**Instruction:**
Search the records below for the word "More" and show every line where it occurs.

※ ※ ※

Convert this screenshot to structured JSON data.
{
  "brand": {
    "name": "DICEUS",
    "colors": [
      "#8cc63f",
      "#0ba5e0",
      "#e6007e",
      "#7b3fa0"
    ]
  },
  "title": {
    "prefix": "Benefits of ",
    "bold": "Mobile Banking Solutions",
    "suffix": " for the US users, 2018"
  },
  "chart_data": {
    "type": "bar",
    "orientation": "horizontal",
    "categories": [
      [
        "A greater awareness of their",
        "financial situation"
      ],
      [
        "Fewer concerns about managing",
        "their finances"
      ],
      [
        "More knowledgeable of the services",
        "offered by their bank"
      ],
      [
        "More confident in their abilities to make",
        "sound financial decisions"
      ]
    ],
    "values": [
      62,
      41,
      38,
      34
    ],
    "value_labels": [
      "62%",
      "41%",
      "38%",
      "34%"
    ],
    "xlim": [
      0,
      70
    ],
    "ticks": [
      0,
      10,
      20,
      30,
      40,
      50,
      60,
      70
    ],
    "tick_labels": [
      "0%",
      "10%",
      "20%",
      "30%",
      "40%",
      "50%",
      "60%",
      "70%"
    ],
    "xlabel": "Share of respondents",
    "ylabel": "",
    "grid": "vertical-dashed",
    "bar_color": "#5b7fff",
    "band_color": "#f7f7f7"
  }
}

※ ※ ※

**Solution to the problem:**
        "More knowledgeable of the services",
        "More confident in their abilities to make",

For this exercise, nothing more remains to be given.